Information shown -
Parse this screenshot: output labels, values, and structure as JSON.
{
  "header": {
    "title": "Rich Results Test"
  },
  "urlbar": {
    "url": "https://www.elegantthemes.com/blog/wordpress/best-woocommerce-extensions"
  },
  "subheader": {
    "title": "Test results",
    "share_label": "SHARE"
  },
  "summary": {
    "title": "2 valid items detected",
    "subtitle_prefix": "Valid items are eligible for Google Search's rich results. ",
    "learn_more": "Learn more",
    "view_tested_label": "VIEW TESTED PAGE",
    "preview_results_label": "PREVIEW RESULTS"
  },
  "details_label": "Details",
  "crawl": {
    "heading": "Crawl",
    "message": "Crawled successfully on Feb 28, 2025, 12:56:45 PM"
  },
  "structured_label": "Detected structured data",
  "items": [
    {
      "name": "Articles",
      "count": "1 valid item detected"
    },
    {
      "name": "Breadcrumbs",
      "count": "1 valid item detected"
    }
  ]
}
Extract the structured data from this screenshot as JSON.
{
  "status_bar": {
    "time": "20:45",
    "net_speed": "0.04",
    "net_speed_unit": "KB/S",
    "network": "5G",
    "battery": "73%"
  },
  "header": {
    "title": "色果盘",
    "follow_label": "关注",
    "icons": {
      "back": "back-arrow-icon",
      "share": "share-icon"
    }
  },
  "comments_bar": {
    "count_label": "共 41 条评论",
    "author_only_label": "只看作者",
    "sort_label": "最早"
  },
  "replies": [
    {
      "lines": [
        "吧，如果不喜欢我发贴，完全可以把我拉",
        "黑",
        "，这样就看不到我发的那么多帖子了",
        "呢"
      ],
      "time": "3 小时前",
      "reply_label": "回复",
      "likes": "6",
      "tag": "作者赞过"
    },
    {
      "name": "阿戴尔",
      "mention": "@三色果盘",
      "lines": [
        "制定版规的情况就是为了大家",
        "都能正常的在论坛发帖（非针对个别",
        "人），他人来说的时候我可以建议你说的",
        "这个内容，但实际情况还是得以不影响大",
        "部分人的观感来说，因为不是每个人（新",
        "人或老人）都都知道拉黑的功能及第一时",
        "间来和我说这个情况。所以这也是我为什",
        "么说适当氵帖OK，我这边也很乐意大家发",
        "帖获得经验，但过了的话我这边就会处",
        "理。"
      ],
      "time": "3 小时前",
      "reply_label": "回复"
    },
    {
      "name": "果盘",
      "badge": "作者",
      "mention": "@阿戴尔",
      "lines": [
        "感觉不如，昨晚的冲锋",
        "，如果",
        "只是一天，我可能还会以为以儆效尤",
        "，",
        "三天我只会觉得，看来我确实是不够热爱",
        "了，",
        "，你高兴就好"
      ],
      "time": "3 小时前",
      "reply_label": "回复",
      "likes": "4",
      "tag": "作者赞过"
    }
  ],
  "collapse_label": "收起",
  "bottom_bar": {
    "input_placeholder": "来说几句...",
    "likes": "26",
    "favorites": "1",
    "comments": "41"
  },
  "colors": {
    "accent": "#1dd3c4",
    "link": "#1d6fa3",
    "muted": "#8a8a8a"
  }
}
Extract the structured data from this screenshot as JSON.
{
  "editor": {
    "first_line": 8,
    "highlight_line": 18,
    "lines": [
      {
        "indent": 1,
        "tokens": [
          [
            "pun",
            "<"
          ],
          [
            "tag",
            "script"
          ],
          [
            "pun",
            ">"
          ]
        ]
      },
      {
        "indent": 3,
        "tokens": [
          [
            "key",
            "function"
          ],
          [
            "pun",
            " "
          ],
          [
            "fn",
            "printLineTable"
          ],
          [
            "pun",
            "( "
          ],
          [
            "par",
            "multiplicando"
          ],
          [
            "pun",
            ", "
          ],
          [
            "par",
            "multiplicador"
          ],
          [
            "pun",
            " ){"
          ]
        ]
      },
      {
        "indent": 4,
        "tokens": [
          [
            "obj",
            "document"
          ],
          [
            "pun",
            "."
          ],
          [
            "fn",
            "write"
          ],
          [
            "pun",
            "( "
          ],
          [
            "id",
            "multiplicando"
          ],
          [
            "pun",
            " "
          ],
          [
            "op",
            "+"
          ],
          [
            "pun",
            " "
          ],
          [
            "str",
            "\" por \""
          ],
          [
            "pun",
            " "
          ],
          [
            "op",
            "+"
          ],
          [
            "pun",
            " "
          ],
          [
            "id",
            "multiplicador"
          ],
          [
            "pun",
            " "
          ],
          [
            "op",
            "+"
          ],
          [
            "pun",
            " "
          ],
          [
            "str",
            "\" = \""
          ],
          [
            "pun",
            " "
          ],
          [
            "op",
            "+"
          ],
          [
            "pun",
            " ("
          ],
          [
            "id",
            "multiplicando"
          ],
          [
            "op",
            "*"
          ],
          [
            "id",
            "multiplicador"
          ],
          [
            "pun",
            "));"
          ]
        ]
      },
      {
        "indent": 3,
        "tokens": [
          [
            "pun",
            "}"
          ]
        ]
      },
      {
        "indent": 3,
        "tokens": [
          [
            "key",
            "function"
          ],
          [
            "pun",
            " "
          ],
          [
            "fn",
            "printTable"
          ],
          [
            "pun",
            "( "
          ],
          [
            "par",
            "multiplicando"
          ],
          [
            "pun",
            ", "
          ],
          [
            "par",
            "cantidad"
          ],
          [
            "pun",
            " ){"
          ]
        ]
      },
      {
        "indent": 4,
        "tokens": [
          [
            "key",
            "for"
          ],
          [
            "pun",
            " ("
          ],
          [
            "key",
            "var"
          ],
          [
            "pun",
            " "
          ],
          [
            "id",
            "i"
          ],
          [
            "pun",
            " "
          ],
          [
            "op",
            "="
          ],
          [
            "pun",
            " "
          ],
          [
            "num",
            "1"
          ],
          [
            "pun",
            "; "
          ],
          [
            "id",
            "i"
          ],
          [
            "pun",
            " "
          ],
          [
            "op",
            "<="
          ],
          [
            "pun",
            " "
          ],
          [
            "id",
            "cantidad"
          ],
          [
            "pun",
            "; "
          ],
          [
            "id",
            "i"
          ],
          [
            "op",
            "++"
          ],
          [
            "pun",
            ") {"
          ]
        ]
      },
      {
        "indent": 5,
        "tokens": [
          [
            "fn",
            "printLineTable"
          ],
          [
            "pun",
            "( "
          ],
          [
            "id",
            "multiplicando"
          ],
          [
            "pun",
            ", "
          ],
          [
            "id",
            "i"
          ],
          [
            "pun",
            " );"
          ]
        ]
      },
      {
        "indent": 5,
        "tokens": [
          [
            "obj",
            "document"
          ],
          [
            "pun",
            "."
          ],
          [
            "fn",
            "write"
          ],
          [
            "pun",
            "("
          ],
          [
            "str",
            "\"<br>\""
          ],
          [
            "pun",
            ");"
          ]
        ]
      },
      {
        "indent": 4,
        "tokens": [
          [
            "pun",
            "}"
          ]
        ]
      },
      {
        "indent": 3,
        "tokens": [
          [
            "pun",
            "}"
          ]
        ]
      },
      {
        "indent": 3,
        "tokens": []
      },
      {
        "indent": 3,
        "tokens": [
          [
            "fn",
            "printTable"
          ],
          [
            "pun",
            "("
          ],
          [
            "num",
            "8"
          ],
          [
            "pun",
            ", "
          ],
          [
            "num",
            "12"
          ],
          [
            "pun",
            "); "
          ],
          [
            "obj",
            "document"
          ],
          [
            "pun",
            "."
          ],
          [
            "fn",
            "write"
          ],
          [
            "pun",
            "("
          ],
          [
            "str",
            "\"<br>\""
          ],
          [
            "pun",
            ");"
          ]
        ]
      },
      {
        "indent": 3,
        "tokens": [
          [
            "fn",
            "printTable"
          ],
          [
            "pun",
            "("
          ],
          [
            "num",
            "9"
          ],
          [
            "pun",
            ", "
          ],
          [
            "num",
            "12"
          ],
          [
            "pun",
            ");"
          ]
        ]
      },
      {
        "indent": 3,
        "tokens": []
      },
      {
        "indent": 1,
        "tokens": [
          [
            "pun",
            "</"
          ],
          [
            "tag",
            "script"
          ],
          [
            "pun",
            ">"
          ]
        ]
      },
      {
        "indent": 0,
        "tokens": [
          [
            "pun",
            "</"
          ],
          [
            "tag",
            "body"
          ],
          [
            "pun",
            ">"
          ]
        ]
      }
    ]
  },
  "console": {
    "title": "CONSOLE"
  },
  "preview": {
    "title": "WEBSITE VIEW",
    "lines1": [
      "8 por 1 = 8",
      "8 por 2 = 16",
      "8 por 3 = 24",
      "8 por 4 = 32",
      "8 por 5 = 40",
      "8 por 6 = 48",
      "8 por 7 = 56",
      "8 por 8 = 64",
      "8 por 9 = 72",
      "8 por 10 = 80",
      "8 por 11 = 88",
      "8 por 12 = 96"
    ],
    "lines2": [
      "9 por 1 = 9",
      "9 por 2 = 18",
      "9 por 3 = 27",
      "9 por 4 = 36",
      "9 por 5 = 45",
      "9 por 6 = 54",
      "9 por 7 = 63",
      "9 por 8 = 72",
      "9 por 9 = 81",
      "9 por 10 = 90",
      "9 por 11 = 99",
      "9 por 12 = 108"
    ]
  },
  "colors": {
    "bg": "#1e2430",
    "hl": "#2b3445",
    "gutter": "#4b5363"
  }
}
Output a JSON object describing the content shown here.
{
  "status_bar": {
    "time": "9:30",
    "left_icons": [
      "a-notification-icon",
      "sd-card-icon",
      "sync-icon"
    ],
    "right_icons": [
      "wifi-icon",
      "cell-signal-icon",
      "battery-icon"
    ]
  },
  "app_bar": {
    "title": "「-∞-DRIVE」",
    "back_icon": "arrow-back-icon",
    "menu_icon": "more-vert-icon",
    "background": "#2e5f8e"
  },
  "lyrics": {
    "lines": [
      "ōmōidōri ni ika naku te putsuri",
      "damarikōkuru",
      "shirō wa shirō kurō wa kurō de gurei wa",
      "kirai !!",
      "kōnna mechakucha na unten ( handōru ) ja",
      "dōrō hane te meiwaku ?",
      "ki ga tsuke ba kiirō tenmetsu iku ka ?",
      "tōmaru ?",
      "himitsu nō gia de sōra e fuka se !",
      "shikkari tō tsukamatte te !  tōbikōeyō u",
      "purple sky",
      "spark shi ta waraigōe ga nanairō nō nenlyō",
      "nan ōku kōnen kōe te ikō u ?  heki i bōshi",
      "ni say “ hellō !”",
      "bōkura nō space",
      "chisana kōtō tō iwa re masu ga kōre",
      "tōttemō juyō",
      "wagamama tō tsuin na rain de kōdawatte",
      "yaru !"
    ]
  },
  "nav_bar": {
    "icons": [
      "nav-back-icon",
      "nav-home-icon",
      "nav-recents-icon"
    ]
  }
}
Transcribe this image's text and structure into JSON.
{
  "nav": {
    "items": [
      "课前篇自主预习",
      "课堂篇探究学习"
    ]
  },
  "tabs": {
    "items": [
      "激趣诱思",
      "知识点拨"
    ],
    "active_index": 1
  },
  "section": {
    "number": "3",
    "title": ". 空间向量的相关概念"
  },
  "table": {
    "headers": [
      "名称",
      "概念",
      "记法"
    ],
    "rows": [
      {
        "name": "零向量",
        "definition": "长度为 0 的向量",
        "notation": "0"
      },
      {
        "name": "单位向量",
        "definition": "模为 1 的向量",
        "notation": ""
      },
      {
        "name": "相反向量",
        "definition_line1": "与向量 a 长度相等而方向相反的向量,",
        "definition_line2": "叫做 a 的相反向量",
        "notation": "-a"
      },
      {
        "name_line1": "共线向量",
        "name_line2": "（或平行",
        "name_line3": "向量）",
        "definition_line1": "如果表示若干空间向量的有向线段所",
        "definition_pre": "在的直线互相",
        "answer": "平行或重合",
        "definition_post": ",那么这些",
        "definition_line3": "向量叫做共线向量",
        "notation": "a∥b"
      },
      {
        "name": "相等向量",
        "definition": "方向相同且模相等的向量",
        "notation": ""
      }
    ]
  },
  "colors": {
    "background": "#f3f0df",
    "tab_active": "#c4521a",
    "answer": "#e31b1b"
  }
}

Work instructions -
Reply with only the number of lines in the entries that contain the word "arrow".

Exercise response -
2